begin

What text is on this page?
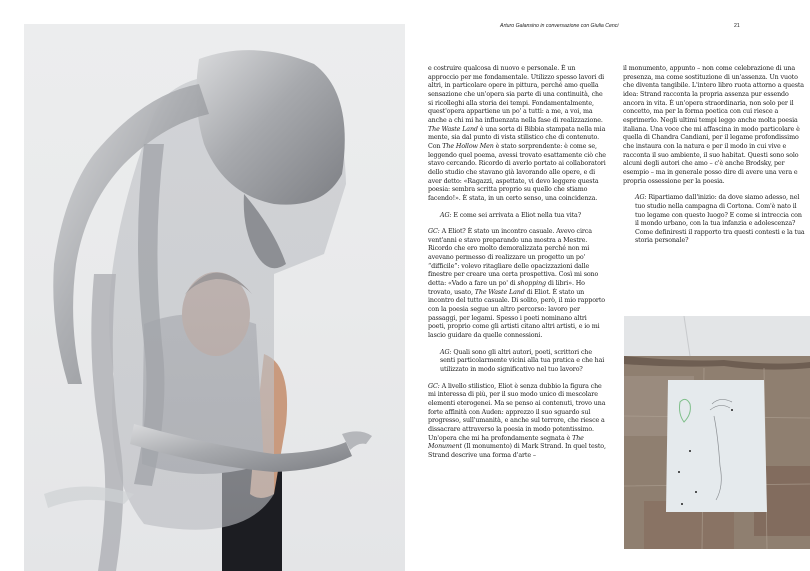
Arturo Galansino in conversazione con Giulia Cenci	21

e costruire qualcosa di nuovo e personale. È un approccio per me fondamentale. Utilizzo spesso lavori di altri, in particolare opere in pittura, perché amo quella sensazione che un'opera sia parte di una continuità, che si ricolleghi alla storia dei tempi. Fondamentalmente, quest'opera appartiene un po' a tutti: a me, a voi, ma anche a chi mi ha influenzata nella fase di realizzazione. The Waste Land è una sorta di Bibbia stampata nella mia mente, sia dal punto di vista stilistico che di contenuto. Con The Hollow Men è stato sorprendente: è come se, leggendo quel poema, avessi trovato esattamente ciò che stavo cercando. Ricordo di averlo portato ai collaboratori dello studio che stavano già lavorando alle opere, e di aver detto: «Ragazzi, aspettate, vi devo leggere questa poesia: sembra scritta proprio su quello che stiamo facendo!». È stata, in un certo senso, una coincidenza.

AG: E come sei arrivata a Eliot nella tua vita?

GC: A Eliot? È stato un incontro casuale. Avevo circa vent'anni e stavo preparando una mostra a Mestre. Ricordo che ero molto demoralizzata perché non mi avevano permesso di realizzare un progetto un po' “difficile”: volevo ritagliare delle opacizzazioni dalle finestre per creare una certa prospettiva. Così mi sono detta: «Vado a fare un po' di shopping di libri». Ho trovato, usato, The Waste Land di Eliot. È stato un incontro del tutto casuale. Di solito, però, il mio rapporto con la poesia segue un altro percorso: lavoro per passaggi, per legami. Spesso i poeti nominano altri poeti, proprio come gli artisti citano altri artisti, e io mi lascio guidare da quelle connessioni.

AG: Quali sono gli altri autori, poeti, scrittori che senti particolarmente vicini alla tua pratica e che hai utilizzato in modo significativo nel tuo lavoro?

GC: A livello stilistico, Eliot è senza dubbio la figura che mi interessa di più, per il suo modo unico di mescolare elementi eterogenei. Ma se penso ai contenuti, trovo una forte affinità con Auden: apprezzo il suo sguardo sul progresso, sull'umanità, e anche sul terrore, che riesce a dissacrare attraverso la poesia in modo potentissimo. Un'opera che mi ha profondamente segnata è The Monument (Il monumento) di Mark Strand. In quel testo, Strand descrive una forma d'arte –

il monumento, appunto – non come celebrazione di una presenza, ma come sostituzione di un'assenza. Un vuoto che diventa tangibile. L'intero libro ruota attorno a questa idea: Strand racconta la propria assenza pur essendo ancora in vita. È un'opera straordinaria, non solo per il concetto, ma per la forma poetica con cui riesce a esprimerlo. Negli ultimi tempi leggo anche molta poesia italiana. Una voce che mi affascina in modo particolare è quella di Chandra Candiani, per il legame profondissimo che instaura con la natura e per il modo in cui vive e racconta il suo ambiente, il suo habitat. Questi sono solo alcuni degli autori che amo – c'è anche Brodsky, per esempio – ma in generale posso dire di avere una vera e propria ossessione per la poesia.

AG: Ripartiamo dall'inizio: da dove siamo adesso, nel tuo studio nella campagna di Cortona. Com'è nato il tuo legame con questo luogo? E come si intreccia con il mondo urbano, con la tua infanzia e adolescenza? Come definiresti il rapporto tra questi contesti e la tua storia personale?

end
begin

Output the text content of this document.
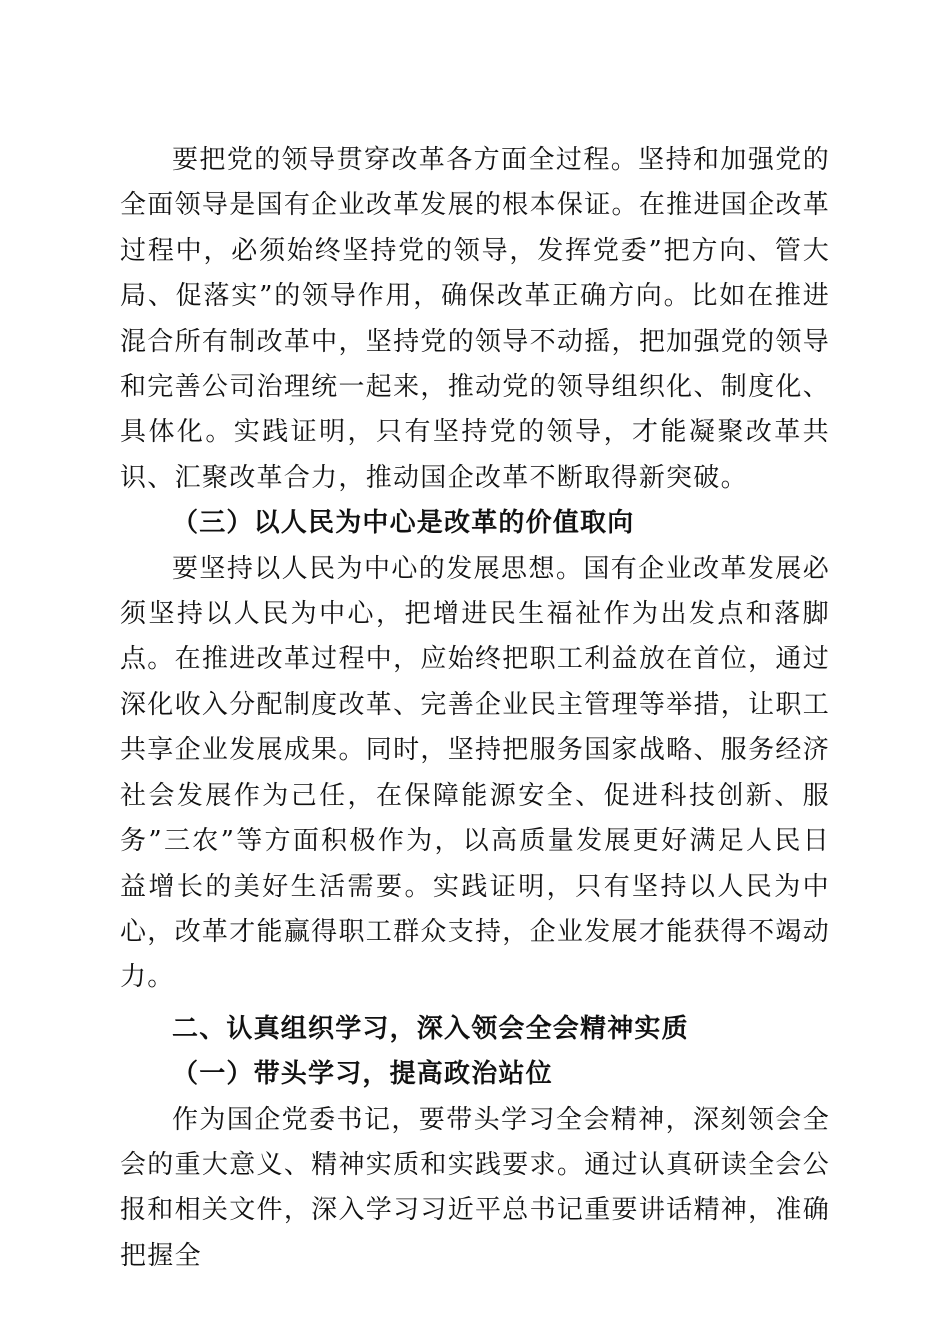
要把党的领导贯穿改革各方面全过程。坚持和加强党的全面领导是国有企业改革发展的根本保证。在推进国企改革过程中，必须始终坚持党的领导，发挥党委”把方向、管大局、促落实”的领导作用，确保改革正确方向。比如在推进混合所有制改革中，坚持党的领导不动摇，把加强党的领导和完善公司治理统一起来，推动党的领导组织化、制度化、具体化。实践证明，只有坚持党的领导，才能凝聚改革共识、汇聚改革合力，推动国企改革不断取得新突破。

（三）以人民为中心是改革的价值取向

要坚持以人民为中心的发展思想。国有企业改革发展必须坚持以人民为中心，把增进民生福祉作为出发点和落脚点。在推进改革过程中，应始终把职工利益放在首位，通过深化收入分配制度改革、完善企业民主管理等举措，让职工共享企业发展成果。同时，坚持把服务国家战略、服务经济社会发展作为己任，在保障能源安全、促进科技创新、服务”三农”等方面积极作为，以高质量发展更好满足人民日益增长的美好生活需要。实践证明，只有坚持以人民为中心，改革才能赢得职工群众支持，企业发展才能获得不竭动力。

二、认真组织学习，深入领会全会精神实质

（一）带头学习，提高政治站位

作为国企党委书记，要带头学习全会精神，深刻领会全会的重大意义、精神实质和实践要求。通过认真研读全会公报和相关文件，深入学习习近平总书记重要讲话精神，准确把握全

end
begin

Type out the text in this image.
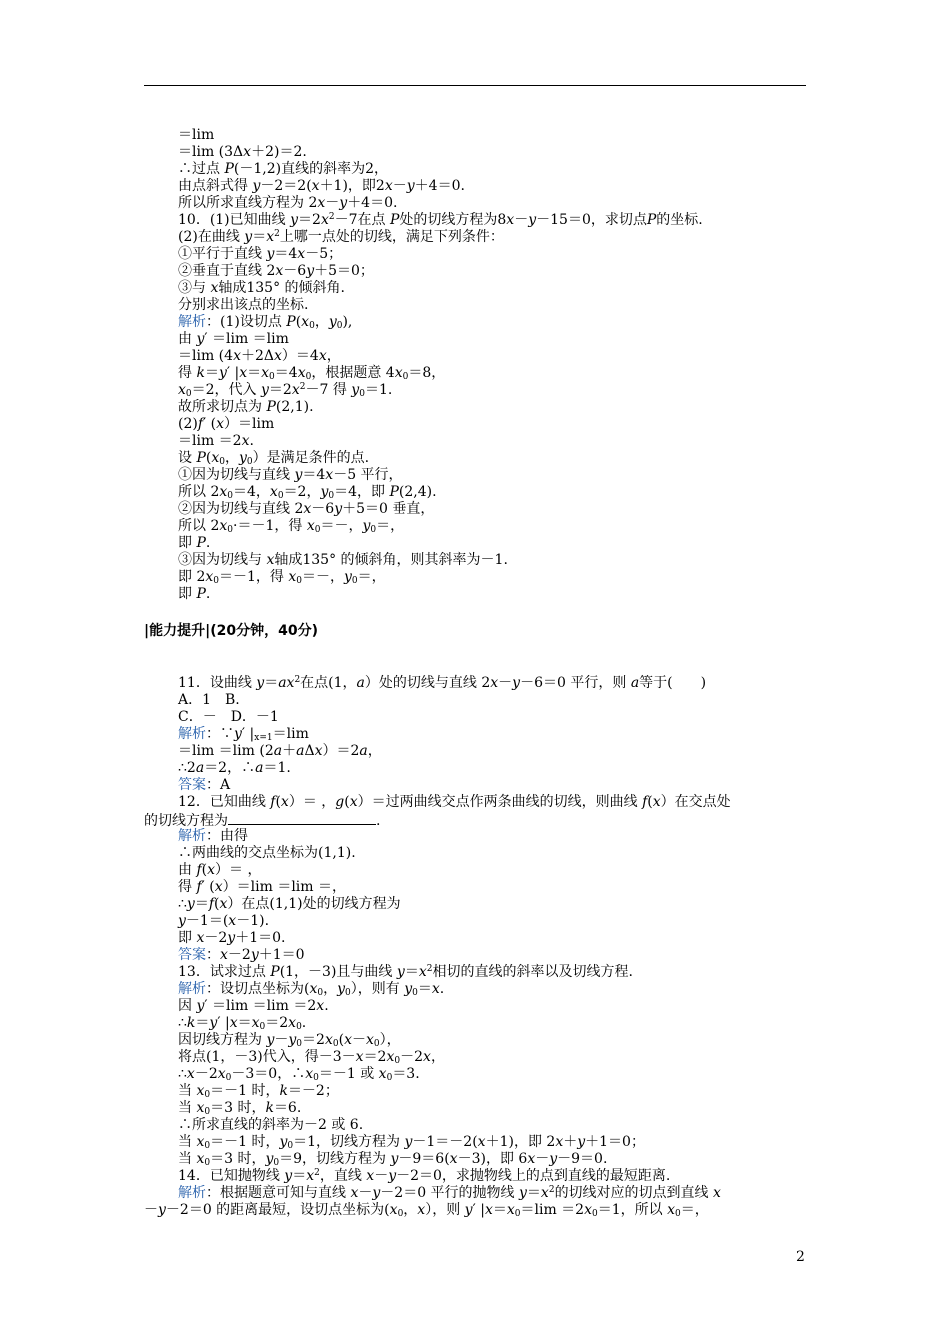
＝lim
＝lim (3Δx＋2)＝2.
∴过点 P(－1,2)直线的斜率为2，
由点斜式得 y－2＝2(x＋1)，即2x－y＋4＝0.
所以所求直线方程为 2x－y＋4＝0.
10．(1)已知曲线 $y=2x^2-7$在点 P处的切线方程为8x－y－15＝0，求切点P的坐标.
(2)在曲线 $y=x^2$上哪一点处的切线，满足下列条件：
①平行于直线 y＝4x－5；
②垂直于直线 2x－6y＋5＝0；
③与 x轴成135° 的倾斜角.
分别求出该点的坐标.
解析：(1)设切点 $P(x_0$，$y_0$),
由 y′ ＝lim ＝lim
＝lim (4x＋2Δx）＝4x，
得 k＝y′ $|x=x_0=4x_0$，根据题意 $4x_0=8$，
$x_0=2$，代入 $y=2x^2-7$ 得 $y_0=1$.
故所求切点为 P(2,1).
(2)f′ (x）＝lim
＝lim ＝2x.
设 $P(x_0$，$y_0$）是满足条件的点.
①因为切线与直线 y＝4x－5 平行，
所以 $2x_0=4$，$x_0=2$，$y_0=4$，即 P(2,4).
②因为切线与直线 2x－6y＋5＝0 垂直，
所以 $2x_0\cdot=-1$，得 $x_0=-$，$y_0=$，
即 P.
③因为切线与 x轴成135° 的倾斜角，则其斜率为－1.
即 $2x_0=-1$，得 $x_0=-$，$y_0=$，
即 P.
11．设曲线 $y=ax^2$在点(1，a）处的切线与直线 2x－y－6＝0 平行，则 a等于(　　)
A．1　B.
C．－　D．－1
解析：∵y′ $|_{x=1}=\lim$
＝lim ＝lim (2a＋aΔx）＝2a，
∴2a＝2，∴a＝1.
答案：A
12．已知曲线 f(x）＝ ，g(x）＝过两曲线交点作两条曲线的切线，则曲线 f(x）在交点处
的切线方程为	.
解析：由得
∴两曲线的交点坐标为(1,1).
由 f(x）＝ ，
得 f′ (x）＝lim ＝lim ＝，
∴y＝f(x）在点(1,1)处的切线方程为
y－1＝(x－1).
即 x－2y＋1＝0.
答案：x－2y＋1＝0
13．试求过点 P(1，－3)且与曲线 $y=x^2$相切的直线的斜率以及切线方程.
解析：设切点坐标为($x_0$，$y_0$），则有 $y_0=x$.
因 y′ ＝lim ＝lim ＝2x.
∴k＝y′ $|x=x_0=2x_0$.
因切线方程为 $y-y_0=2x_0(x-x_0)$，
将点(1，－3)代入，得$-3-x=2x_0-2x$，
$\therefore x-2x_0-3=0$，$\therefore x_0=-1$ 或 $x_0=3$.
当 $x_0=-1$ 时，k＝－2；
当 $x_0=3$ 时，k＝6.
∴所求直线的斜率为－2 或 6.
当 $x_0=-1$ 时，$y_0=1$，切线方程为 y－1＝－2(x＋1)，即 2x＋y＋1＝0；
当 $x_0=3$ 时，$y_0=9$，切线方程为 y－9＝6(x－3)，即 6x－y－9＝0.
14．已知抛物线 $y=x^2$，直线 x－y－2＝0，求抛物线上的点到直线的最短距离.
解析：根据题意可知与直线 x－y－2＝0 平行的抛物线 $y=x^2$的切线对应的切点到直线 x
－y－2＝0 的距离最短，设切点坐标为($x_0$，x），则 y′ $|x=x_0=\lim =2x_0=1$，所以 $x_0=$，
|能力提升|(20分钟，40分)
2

end

> [THE PROBLEM]: Show all lines from the listing above in which "this" appears.

> [FINAL ANSWER]:
What text is on this page?
Output the text content of this document.
Type out the text in this image.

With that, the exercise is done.